### Texte
☆ ☆ ☆ ☆ ☆ ☆ ☆

Du droit de porter des armes aux Etats-Unis
jeudi 26 juin 2008
La cour suprême des Etats-Unis a rendu aujourd'hui un important arrêt, District of Columbia v. Heller, au sujet du droit de porter une arme à feu.
Certains, manquant peut-être de recul, ont d'ores et déjà écrit :
La Cour suprême américaine vient de décider que le droit de chacun à posséder une arme était garanti par la Constitution et qu'il ne pouvait donc pas être limité au nom de la sécurité publique.Tout d'abord, le droit de porter une arme est garanti aux Etats-Unis par le deuxième amendement à la constitution, qui date de 1791 :
Une Milice bien régulée étant nécessaire à la sécurité d'un Etat libre, le droit du peuple à conserver et porter des Armes ne saurait être violé.La cour suprême n'a donc pas "décidé" que le droit de posséder une arme est garanti par la constitution. Elle l'a simplement constaté. Mais les choses sont tout de même un petit peu plus compliquées. En effet, la première proposition de la phrase ("Une Milice bien régulée étant nécessaire à la sécurité d'un Etat libre") est depuis longtemps à l'origine d'un débat entre constitutionnalistes sur le point de savoir si cet amendement vise à protéger un droit individuel au port d'armes, un droit à l'autodéfense, ou tout simplement un droit à une police armée. C'est pour mettre un terme à ces discussions que Robert A. Levy, membre du Cato Institute, a organisé en 2003 une action en justice quant à la compatibilité d'une loi du District of Columbia, le Firearms Control Regulations Act de 1975, avec les dispositions du deuxième amendement. Aux termes de la loi examinée, il est notamment interdit aux résidents du district de posséder une arme de poing, exception faite de celles enregistrées avant l'entrée en vigueur de la loi et de celles possédées par les officiers de polices actifs ou à la retraite. Le District of Columbia n'est pas le seul Etat à réguler le port d'arme. Mais cette loi est considérée comme la plus restrictive en vigueur aux Etats-Unis. Il est en effet difficile de faire mieux que cette interdiction quasi-absolue. La question se posait donc sur le point de savoir si le deuxième amendement faisait obstacle à l'application individuelle de cette loi, ou si au contraire il fallait considérer que les Etats demeuraient libres de limiter à leur guise le droit individuel de porter une arme à feu. La cour d'appel pour le circuit du district de Columbia a opté pour la première solution, considérant que le droit garanti par le deuxième amendement portait sur :
(...) l'utilisation privée d'armes pour des activités telles que la chasse au l'autodéfense, cette dernière étant entendue comme la résistance à un comportement hors-la-loi privé ou aux exactions d'un gouvernement tyrannique (ou à une menace de l'étranger).Aujourd'hui, la cour suprême a donc rendu son arrêt, parvenant à la même solution que la cour d'appel : la teneur du deuxième amendement fait obstacle à une interdiction pure et simple du port d'armes individuel. En tout état de cause, une régulation moins radicale reste envisageable.

☆ ☆ ☆ ☆ ☆ ☆ ☆

### Consigne
D'après le texte sur le droit de porter des armes aux États-Unis, quelle loi du District of Columbia l'action en justice organisée par Robert A. Levy visait-elle ?

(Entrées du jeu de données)
☆ ☆ ☆ ☆ ☆ ☆ ☆

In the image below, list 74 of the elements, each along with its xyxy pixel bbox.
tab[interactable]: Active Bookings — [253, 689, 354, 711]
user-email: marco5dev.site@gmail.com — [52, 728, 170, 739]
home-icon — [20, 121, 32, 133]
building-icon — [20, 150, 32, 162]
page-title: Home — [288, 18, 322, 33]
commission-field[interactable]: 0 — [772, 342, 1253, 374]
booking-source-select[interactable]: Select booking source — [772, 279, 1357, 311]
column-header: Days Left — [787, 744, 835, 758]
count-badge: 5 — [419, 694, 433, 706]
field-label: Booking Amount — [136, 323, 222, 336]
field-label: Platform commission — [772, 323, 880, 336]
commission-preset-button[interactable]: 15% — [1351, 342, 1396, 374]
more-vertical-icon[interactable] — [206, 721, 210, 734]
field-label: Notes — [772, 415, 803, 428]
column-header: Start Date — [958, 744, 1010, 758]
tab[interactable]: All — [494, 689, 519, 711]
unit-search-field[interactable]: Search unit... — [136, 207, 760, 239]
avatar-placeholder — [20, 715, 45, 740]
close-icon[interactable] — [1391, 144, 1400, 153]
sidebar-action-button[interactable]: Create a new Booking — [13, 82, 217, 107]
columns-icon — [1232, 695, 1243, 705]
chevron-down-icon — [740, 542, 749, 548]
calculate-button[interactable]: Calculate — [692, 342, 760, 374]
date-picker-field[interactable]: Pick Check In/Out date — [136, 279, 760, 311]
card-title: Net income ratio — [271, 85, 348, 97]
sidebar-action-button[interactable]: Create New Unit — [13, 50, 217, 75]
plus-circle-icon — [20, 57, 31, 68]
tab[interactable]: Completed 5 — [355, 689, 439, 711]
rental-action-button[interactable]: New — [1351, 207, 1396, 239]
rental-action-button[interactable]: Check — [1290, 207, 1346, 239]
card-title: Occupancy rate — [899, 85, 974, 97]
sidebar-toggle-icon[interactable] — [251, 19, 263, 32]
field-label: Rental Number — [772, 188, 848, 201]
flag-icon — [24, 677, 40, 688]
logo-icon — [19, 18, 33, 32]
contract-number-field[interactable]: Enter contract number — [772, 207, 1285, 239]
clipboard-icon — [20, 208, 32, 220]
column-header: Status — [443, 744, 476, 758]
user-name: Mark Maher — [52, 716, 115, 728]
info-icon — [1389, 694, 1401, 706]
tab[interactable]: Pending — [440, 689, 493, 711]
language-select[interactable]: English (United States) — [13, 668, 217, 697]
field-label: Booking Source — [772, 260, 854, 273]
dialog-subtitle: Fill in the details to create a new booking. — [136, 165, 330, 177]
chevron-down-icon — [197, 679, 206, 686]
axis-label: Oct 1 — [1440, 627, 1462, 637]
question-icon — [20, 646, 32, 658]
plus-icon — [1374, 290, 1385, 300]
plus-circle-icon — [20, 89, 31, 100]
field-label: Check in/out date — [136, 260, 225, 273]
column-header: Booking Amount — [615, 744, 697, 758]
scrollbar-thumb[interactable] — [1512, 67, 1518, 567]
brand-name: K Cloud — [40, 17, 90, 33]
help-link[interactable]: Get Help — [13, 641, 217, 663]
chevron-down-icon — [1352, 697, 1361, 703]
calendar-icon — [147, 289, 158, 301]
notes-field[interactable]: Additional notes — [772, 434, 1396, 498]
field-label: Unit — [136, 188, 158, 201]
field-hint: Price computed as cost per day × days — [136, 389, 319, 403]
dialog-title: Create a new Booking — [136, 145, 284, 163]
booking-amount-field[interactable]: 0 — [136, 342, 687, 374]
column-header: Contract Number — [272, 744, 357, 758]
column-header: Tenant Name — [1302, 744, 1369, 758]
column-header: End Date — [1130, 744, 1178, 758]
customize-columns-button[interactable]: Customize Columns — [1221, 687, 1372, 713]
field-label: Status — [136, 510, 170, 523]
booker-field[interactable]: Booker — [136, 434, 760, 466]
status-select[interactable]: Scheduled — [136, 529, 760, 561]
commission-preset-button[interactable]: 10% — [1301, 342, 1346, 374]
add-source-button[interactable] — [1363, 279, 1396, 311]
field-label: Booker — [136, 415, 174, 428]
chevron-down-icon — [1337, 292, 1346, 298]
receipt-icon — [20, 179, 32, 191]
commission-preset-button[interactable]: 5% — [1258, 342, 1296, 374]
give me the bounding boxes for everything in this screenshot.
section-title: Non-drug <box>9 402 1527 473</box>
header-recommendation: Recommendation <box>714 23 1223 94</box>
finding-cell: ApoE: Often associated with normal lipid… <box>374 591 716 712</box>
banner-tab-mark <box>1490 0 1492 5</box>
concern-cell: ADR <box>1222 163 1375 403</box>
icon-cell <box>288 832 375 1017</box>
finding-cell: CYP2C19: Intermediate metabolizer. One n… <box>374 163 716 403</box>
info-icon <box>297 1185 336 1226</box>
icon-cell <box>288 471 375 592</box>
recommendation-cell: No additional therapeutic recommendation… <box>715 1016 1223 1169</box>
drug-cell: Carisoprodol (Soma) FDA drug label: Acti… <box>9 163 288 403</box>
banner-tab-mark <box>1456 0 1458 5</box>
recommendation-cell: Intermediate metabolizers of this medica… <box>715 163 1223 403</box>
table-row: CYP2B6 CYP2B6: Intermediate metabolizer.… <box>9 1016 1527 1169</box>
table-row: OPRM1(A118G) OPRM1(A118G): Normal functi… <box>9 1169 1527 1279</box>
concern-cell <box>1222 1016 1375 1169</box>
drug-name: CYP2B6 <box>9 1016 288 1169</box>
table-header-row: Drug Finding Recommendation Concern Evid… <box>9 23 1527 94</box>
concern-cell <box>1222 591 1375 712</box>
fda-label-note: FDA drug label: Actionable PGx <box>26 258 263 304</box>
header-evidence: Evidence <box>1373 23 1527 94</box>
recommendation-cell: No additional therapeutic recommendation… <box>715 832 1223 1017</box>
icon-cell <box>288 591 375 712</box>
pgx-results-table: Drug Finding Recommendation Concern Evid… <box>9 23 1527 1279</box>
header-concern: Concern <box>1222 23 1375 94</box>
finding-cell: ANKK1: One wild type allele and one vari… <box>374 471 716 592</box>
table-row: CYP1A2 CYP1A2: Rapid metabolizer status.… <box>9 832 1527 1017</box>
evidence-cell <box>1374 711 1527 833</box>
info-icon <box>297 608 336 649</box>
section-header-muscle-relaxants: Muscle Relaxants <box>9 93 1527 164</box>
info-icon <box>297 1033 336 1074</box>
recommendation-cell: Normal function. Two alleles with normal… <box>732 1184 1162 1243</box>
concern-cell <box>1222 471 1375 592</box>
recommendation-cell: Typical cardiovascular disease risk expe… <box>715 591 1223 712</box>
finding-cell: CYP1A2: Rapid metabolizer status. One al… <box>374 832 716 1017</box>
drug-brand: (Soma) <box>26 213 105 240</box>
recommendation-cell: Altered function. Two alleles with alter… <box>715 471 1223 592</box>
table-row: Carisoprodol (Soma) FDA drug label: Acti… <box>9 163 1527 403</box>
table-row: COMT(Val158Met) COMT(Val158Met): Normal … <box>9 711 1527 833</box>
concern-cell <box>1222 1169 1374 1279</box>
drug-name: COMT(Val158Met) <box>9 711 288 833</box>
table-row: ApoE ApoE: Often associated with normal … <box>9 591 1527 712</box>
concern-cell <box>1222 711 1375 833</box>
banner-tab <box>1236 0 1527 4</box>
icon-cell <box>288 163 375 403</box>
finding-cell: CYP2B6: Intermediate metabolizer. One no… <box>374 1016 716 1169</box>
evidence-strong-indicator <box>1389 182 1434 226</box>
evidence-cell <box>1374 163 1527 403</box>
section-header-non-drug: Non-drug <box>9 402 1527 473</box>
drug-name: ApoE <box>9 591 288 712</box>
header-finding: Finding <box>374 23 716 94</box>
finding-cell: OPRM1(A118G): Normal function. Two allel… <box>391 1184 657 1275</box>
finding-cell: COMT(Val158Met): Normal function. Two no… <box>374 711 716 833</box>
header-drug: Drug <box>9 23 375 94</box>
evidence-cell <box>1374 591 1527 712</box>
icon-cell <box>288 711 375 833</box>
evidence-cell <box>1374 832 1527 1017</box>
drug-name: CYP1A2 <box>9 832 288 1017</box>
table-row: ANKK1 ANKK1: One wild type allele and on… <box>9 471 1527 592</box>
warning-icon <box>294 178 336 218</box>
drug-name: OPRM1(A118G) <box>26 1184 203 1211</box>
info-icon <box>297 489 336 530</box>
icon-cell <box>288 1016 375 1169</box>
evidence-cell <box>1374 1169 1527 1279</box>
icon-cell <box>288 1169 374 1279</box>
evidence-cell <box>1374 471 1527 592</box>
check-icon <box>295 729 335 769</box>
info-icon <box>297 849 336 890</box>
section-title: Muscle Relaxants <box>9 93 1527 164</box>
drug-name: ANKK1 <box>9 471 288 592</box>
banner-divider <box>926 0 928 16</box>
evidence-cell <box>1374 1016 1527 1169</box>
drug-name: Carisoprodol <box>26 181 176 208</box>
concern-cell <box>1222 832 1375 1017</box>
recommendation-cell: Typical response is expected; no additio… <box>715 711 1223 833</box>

☆ ☆ ☆ ☆ ☆ ☆ ☆

### Exercice corrigé
Le Firearms Control Regulations Act de 1975.